Layout element entries
════════
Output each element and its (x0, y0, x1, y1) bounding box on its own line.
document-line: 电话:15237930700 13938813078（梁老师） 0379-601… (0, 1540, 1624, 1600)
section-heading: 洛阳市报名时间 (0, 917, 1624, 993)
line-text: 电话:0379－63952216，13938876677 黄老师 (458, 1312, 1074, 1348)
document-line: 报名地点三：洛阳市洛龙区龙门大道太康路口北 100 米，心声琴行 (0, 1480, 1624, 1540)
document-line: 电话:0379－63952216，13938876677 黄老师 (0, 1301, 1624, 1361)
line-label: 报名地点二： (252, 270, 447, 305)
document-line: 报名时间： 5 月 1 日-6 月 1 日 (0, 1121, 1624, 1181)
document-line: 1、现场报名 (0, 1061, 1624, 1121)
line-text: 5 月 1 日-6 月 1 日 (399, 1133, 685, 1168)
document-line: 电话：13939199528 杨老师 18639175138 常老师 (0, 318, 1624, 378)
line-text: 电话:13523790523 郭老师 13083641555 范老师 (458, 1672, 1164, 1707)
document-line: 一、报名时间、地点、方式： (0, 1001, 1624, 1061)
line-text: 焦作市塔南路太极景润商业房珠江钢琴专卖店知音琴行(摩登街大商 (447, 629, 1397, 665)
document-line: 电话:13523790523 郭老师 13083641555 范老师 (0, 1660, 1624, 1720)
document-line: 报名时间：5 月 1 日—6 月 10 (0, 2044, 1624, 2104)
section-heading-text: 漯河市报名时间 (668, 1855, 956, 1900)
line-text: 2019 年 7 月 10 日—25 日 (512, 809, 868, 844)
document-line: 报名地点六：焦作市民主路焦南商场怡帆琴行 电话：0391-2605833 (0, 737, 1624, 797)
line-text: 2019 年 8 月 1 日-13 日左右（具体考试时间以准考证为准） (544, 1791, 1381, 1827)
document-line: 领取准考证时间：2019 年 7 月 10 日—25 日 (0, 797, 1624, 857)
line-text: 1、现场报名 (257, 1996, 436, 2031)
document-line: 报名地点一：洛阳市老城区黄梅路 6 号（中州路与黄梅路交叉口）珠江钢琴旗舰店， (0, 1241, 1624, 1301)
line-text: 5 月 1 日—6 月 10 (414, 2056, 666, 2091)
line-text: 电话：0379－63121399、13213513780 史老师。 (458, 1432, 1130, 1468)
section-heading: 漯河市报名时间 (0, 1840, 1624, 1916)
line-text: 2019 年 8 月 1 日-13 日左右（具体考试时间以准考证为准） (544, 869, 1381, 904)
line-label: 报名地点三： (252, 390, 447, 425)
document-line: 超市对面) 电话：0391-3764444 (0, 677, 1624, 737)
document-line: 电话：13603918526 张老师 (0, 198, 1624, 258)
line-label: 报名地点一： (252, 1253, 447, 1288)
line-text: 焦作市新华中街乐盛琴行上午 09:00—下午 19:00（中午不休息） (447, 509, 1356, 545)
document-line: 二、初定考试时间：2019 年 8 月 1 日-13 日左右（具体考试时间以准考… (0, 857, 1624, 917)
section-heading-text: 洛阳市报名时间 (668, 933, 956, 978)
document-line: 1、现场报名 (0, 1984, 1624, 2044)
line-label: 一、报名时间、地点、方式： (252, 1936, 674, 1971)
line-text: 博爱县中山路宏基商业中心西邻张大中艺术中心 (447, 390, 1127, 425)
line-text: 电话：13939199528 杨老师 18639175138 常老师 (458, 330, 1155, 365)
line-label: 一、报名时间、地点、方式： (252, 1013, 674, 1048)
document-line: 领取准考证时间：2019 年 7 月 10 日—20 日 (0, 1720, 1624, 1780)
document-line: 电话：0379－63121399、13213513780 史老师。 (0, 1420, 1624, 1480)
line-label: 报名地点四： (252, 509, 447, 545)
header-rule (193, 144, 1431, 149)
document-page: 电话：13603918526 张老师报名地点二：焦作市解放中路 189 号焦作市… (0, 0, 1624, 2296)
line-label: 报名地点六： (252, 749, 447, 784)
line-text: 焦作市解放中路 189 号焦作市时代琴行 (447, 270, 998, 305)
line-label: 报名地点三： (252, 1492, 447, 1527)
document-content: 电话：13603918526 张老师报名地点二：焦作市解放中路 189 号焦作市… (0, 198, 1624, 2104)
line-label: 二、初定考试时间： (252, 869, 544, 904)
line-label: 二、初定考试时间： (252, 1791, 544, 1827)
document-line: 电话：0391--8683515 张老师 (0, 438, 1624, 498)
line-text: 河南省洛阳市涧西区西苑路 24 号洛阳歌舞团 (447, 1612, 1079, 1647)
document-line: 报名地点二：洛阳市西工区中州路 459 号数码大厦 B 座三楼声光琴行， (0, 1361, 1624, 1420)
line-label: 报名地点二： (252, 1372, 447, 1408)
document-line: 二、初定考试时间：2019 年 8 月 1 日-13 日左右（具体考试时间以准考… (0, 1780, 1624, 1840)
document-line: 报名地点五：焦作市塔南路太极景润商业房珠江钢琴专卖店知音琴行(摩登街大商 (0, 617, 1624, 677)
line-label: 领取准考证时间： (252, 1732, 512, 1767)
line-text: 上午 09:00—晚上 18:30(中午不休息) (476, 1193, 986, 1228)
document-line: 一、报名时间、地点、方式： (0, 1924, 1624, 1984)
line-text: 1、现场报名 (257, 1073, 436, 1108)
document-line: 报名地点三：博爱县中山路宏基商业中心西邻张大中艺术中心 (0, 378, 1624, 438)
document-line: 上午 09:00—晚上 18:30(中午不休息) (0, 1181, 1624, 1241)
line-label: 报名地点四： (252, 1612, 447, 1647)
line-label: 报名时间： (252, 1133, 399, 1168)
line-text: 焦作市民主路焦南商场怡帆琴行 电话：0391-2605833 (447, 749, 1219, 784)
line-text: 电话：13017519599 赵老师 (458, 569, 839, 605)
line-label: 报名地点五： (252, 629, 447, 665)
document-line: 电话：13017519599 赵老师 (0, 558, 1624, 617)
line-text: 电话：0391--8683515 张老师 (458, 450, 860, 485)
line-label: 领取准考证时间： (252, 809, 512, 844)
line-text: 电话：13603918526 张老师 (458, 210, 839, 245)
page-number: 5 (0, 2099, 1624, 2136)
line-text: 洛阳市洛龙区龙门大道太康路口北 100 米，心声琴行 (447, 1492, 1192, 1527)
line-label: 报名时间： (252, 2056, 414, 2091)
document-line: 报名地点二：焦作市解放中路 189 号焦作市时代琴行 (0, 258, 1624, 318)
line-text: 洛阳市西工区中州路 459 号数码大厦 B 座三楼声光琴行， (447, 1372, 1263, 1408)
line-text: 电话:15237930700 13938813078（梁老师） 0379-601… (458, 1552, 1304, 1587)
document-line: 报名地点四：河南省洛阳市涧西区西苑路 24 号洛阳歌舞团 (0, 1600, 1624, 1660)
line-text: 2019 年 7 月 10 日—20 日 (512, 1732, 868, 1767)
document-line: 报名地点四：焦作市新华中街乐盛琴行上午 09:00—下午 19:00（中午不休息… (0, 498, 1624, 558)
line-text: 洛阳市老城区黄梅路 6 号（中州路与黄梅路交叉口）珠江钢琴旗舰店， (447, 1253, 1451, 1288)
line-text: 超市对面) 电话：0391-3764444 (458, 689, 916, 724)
════════
**What you have to do**
Which lines in the material above contain the string "博爱县中山路宏基商业中心西邻张大中艺术中心", matching case exactly? Locate each one and copy it out in full.

**Complete response**
line-text: 博爱县中山路宏基商业中心西邻张大中艺术中心 (447, 390, 1127, 425)
document-line: 报名地点三：博爱县中山路宏基商业中心西邻张大中艺术中心 (0, 378, 1624, 438)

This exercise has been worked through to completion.